Each line of the material must be repeated precisely, with the pictures left out.

----

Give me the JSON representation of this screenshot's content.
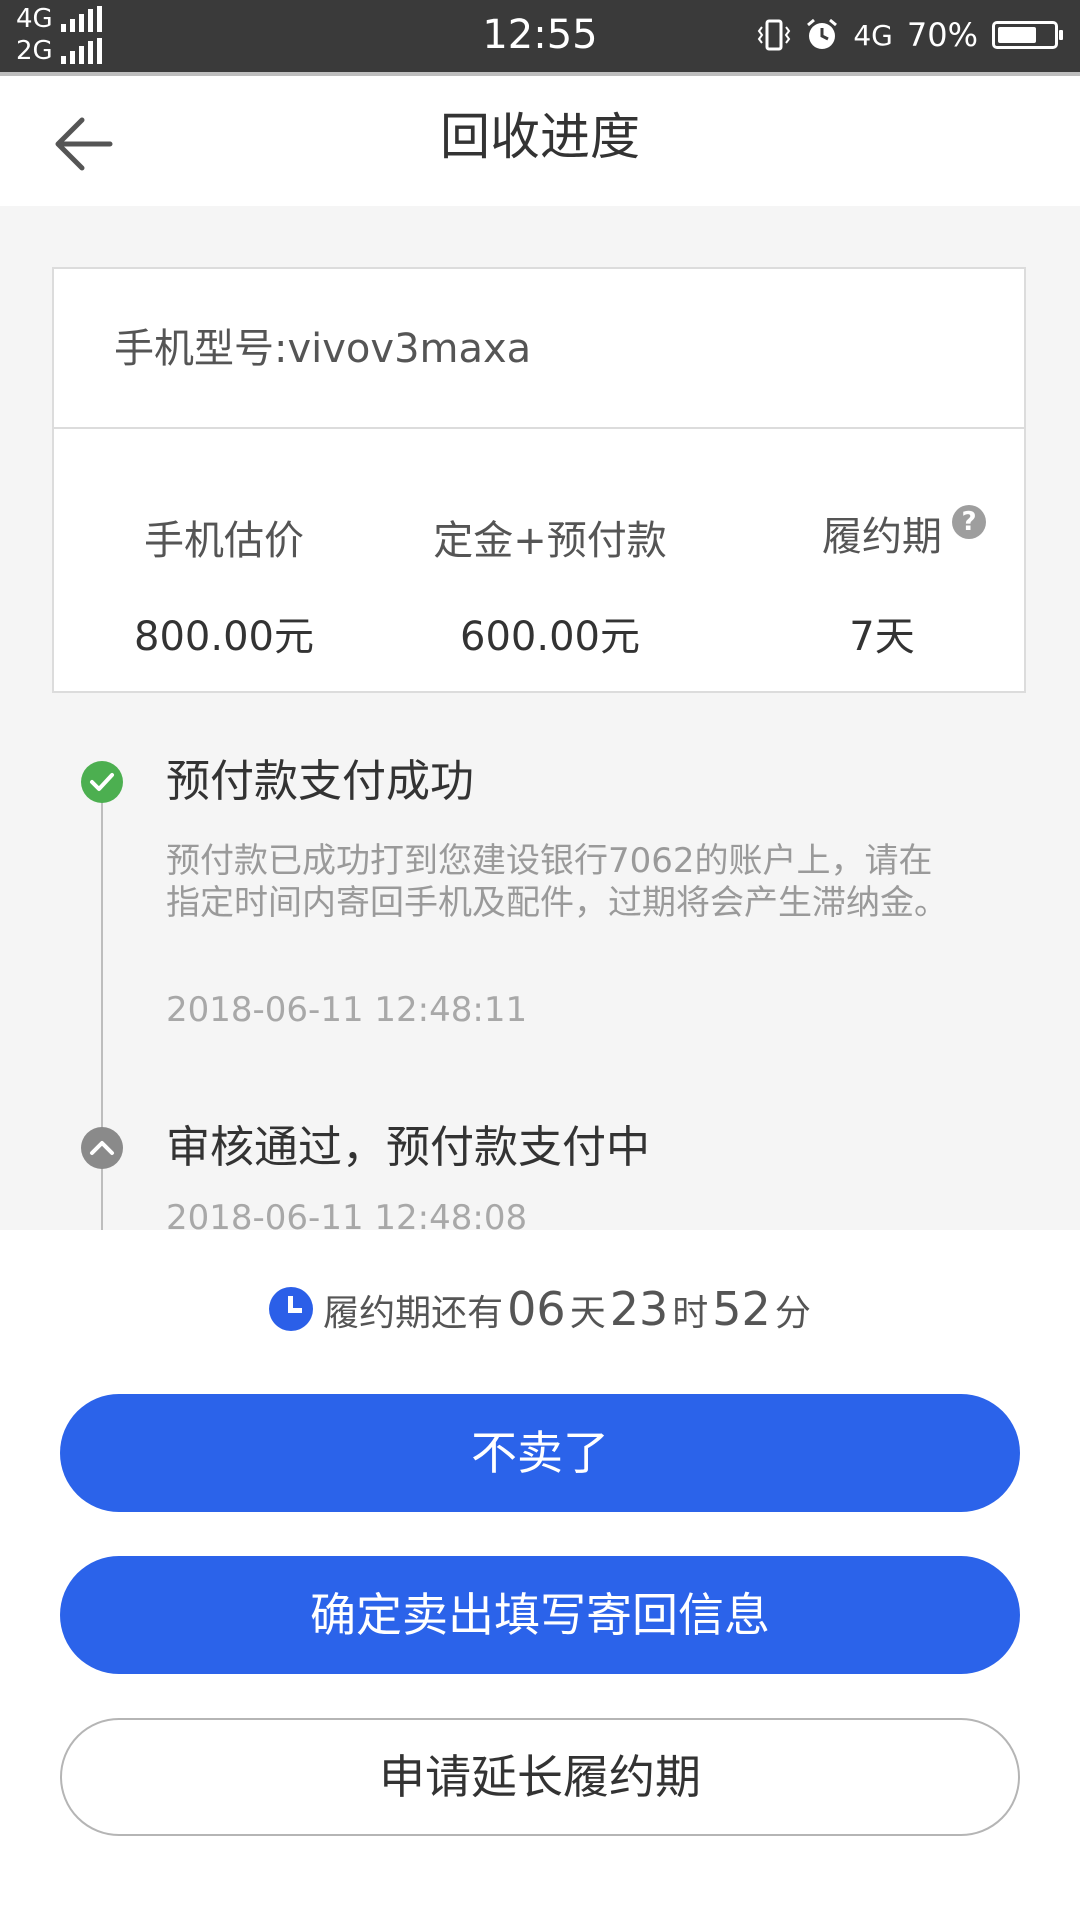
{
  "status_bar": {
    "net_top": "4G",
    "net_bottom": "2G",
    "time": "12:55",
    "network": "4G",
    "battery": "70%",
    "battery_level": 0.7
  },
  "header": {
    "title": "回收进度",
    "back_icon": "arrow-left-icon"
  },
  "card": {
    "model": "手机型号:vivov3maxa",
    "stats": [
      {
        "label": "手机估价",
        "value": "800.00元"
      },
      {
        "label": "定金+预付款",
        "value": "600.00元"
      },
      {
        "label": "履约期",
        "value": "7天"
      }
    ],
    "help_icon_text": "?"
  },
  "timeline": [
    {
      "title": "预付款支付成功",
      "desc": "预付款已成功打到您建设银行7062的账户上，请在指定时间内寄回手机及配件，过期将会产生滞纳金。",
      "time": "2018-06-11 12:48:11",
      "status": "success",
      "color": "#4caf50"
    },
    {
      "title": "审核通过，预付款支付中",
      "desc": "",
      "time": "2018-06-11 12:48:08",
      "status": "collapsed",
      "color": "#8a8a8a"
    }
  ],
  "countdown": {
    "prefix": "履约期还有",
    "days": "06",
    "days_unit": "天",
    "hours": "23",
    "hours_unit": "时",
    "minutes": "52",
    "minutes_unit": "分"
  },
  "buttons": {
    "cancel": "不卖了",
    "confirm": "确定卖出填写寄回信息",
    "extend": "申请延长履约期"
  },
  "colors": {
    "accent": "#2b63ea",
    "success": "#4caf50"
  }
}
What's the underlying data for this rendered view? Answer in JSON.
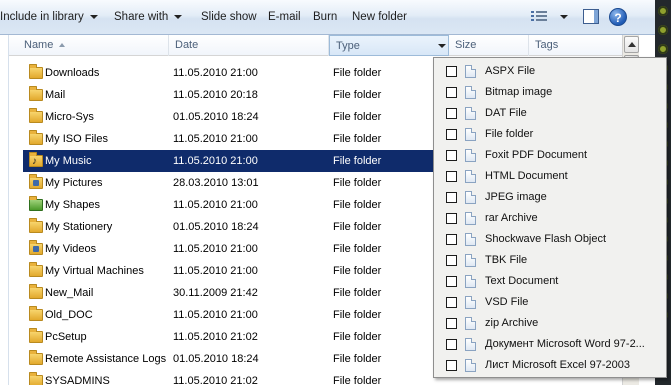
{
  "toolbar": {
    "include_in_library": "Include in library",
    "share_with": "Share with",
    "slide_show": "Slide show",
    "email": "E-mail",
    "burn": "Burn",
    "new_folder": "New folder"
  },
  "columns": {
    "name": "Name",
    "date": "Date",
    "type": "Type",
    "size": "Size",
    "tags": "Tags"
  },
  "files": [
    {
      "name": "Downloads",
      "date": "11.05.2010 21:00",
      "type": "File folder",
      "icon": "folder-icon"
    },
    {
      "name": "Mail",
      "date": "11.05.2010 20:18",
      "type": "File folder",
      "icon": "folder-icon"
    },
    {
      "name": "Micro-Sys",
      "date": "01.05.2010 18:24",
      "type": "File folder",
      "icon": "folder-icon"
    },
    {
      "name": "My ISO Files",
      "date": "11.05.2010 21:00",
      "type": "File folder",
      "icon": "folder-icon"
    },
    {
      "name": "My Music",
      "date": "11.05.2010 21:00",
      "type": "File folder",
      "icon": "music-folder-icon",
      "selected": true
    },
    {
      "name": "My Pictures",
      "date": "28.03.2010 13:01",
      "type": "File folder",
      "icon": "pictures-folder-icon"
    },
    {
      "name": "My Shapes",
      "date": "11.05.2010 21:00",
      "type": "File folder",
      "icon": "shapes-folder-icon"
    },
    {
      "name": "My Stationery",
      "date": "01.05.2010 18:24",
      "type": "File folder",
      "icon": "folder-icon"
    },
    {
      "name": "My Videos",
      "date": "11.05.2010 21:00",
      "type": "File folder",
      "icon": "videos-folder-icon"
    },
    {
      "name": "My Virtual Machines",
      "date": "11.05.2010 21:00",
      "type": "File folder",
      "icon": "folder-icon"
    },
    {
      "name": "New_Mail",
      "date": "30.11.2009 21:42",
      "type": "File folder",
      "icon": "folder-icon"
    },
    {
      "name": "Old_DOC",
      "date": "11.05.2010 21:00",
      "type": "File folder",
      "icon": "folder-icon"
    },
    {
      "name": "PcSetup",
      "date": "11.05.2010 21:02",
      "type": "File folder",
      "icon": "folder-icon"
    },
    {
      "name": "Remote Assistance Logs",
      "date": "01.05.2010 18:24",
      "type": "File folder",
      "icon": "folder-icon"
    },
    {
      "name": "SYSADMINS",
      "date": "11.05.2010 21:02",
      "type": "File folder",
      "icon": "folder-icon"
    }
  ],
  "type_filter": {
    "items": [
      "ASPX File",
      "Bitmap image",
      "DAT File",
      "File folder",
      "Foxit PDF Document",
      "HTML Document",
      "JPEG image",
      "rar Archive",
      "Shockwave Flash Object",
      "TBK File",
      "Text Document",
      "VSD File",
      "zip Archive",
      "Документ Microsoft Word 97-2...",
      "Лист Microsoft Excel 97-2003"
    ],
    "checked": [
      false,
      false,
      false,
      false,
      false,
      false,
      false,
      false,
      false,
      false,
      false,
      false,
      false,
      false,
      false
    ]
  },
  "colors": {
    "selection": "#0f2b6b",
    "toolbar_top": "#f8fbfe",
    "toolbar_bottom": "#dbe7f4",
    "header_text": "#4c607a",
    "popup_bg": "#f1f1ef"
  }
}
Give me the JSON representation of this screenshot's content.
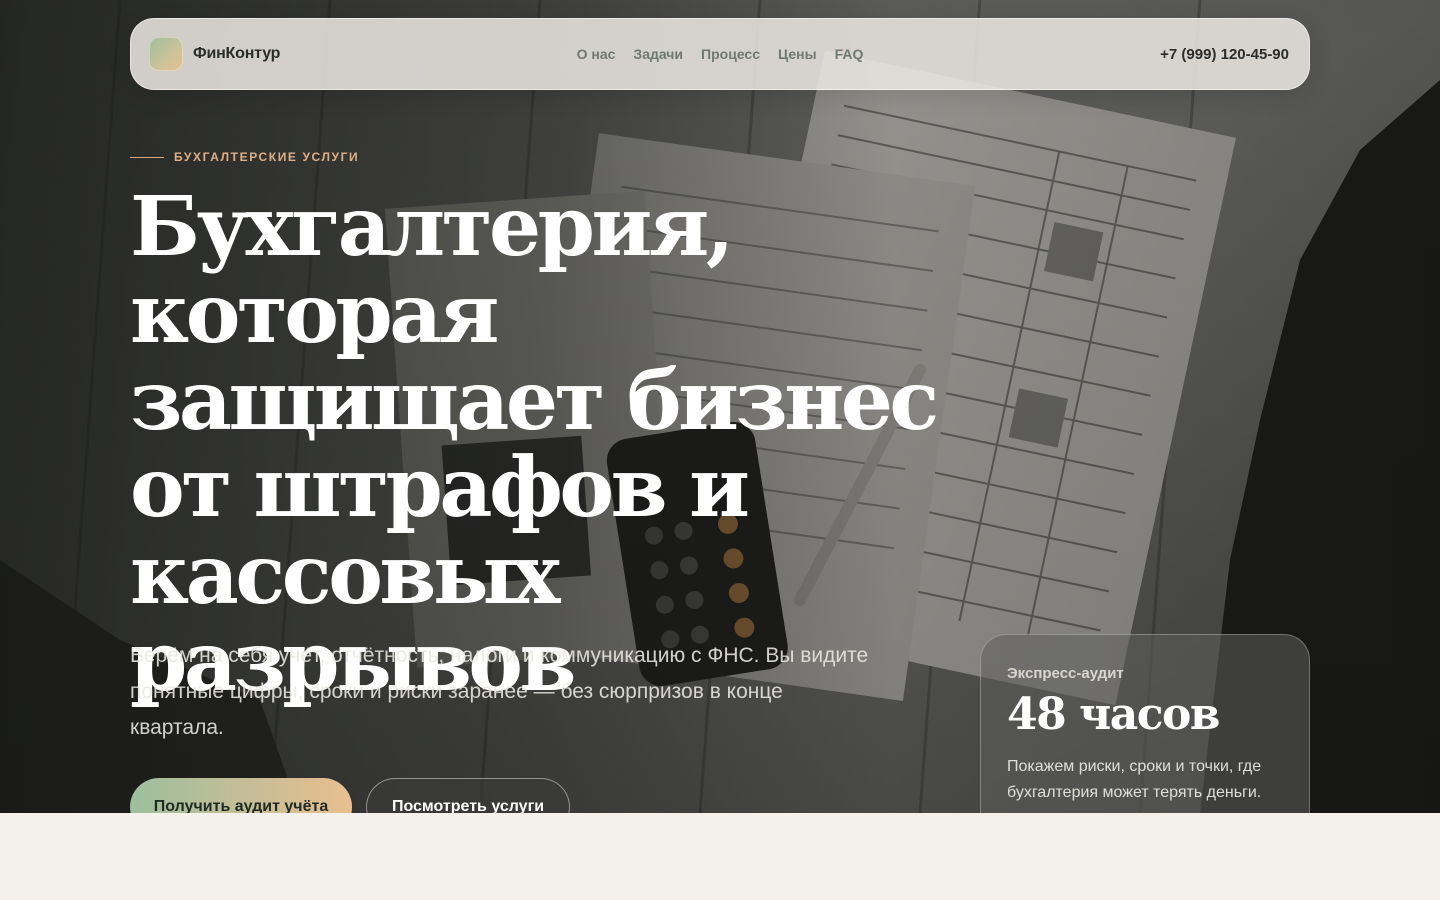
{
  "nav": {
    "brand": "ФинКонтур",
    "links": [
      "О нас",
      "Задачи",
      "Процесс",
      "Цены",
      "FAQ"
    ],
    "phone": "+7 (999) 120-45-90"
  },
  "hero": {
    "eyebrow": "БУХГАЛТЕРСКИЕ УСЛУГИ",
    "headline": "Бухгалтерия, которая защищает бизнес от штрафов и кассовых разрывов",
    "subtext": "Берём на себя учёт, отчётность, налоги и коммуникацию с ФНС. Вы видите понятные цифры, сроки и риски заранее — без сюрпризов в конце квартала.",
    "primary_cta": "Получить аудит учёта",
    "secondary_cta": "Посмотреть услуги"
  },
  "audit_card": {
    "label": "Экспресс-аудит",
    "value": "48 часов",
    "description": "Покажем риски, сроки и точки, где бухгалтерия может терять деньги."
  },
  "colors": {
    "accent_gold": "#e0b084",
    "cta_gradient_start": "#9bbf9c",
    "cta_gradient_end": "#e8c08e",
    "page_bg": "#f4f0ea"
  }
}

----

**Response to the task**
Give me the JSON representation of this screenshot's content.
{
  "status_bar": {
    "net_top": "4G",
    "net_bottom": "2G",
    "time": "12:55",
    "network": "4G",
    "battery": "70%",
    "battery_level": 0.7
  },
  "header": {
    "title": "回收进度",
    "back_icon": "arrow-left-icon"
  },
  "card": {
    "model": "手机型号:vivov3maxa",
    "stats": [
      {
        "label": "手机估价",
        "value": "800.00元"
      },
      {
        "label": "定金+预付款",
        "value": "600.00元"
      },
      {
        "label": "履约期",
        "value": "7天"
      }
    ],
    "help_icon_text": "?"
  },
  "timeline": [
    {
      "title": "预付款支付成功",
      "desc": "预付款已成功打到您建设银行7062的账户上，请在指定时间内寄回手机及配件，过期将会产生滞纳金。",
      "time": "2018-06-11 12:48:11",
      "status": "success",
      "color": "#4caf50"
    },
    {
      "title": "审核通过，预付款支付中",
      "desc": "",
      "time": "2018-06-11 12:48:08",
      "status": "collapsed",
      "color": "#8a8a8a"
    }
  ],
  "countdown": {
    "prefix": "履约期还有",
    "days": "06",
    "days_unit": "天",
    "hours": "23",
    "hours_unit": "时",
    "minutes": "52",
    "minutes_unit": "分"
  },
  "buttons": {
    "cancel": "不卖了",
    "confirm": "确定卖出填写寄回信息",
    "extend": "申请延长履约期"
  },
  "colors": {
    "accent": "#2b63ea",
    "success": "#4caf50"
  }
}
What's the underlying data for this rendered view? Answer in JSON.
{
  "toolbar": {
    "include_in_library": "Include in library",
    "share_with": "Share with",
    "slide_show": "Slide show",
    "email": "E-mail",
    "burn": "Burn",
    "new_folder": "New folder"
  },
  "columns": {
    "name": "Name",
    "date": "Date",
    "type": "Type",
    "size": "Size",
    "tags": "Tags"
  },
  "files": [
    {
      "name": "Downloads",
      "date": "11.05.2010 21:00",
      "type": "File folder",
      "icon": "folder-icon"
    },
    {
      "name": "Mail",
      "date": "11.05.2010 20:18",
      "type": "File folder",
      "icon": "folder-icon"
    },
    {
      "name": "Micro-Sys",
      "date": "01.05.2010 18:24",
      "type": "File folder",
      "icon": "folder-icon"
    },
    {
      "name": "My ISO Files",
      "date": "11.05.2010 21:00",
      "type": "File folder",
      "icon": "folder-icon"
    },
    {
      "name": "My Music",
      "date": "11.05.2010 21:00",
      "type": "File folder",
      "icon": "music-folder-icon",
      "selected": true
    },
    {
      "name": "My Pictures",
      "date": "28.03.2010 13:01",
      "type": "File folder",
      "icon": "pictures-folder-icon"
    },
    {
      "name": "My Shapes",
      "date": "11.05.2010 21:00",
      "type": "File folder",
      "icon": "shapes-folder-icon"
    },
    {
      "name": "My Stationery",
      "date": "01.05.2010 18:24",
      "type": "File folder",
      "icon": "folder-icon"
    },
    {
      "name": "My Videos",
      "date": "11.05.2010 21:00",
      "type": "File folder",
      "icon": "videos-folder-icon"
    },
    {
      "name": "My Virtual Machines",
      "date": "11.05.2010 21:00",
      "type": "File folder",
      "icon": "folder-icon"
    },
    {
      "name": "New_Mail",
      "date": "30.11.2009 21:42",
      "type": "File folder",
      "icon": "folder-icon"
    },
    {
      "name": "Old_DOC",
      "date": "11.05.2010 21:00",
      "type": "File folder",
      "icon": "folder-icon"
    },
    {
      "name": "PcSetup",
      "date": "11.05.2010 21:02",
      "type": "File folder",
      "icon": "folder-icon"
    },
    {
      "name": "Remote Assistance Logs",
      "date": "01.05.2010 18:24",
      "type": "File folder",
      "icon": "folder-icon"
    },
    {
      "name": "SYSADMINS",
      "date": "11.05.2010 21:02",
      "type": "File folder",
      "icon": "folder-icon"
    }
  ],
  "type_filter": {
    "items": [
      "ASPX File",
      "Bitmap image",
      "DAT File",
      "File folder",
      "Foxit PDF Document",
      "HTML Document",
      "JPEG image",
      "rar Archive",
      "Shockwave Flash Object",
      "TBK File",
      "Text Document",
      "VSD File",
      "zip Archive",
      "Документ Microsoft Word 97-2...",
      "Лист Microsoft Excel 97-2003"
    ],
    "checked": [
      false,
      false,
      false,
      false,
      false,
      false,
      false,
      false,
      false,
      false,
      false,
      false,
      false,
      false,
      false
    ]
  },
  "colors": {
    "selection": "#0f2b6b",
    "toolbar_top": "#f8fbfe",
    "toolbar_bottom": "#dbe7f4",
    "header_text": "#4c607a",
    "popup_bg": "#f1f1ef"
  }
}
Give me the JSON representation of this screenshot's content.
{
  "nav": {
    "brand": "ФинКонтур",
    "links": [
      "О нас",
      "Задачи",
      "Процесс",
      "Цены",
      "FAQ"
    ],
    "phone": "+7 (999) 120-45-90"
  },
  "hero": {
    "eyebrow": "БУХГАЛТЕРСКИЕ УСЛУГИ",
    "headline": "Бухгалтерия, которая защищает бизнес от штрафов и кассовых разрывов",
    "subtext": "Берём на себя учёт, отчётность, налоги и коммуникацию с ФНС. Вы видите понятные цифры, сроки и риски заранее — без сюрпризов в конце квартала.",
    "primary_cta": "Получить аудит учёта",
    "secondary_cta": "Посмотреть услуги"
  },
  "audit_card": {
    "label": "Экспресс-аудит",
    "value": "48 часов",
    "description": "Покажем риски, сроки и точки, где бухгалтерия может терять деньги."
  },
  "colors": {
    "accent_gold": "#e0b084",
    "cta_gradient_start": "#9bbf9c",
    "cta_gradient_end": "#e8c08e",
    "page_bg": "#f4f0ea"
  }
}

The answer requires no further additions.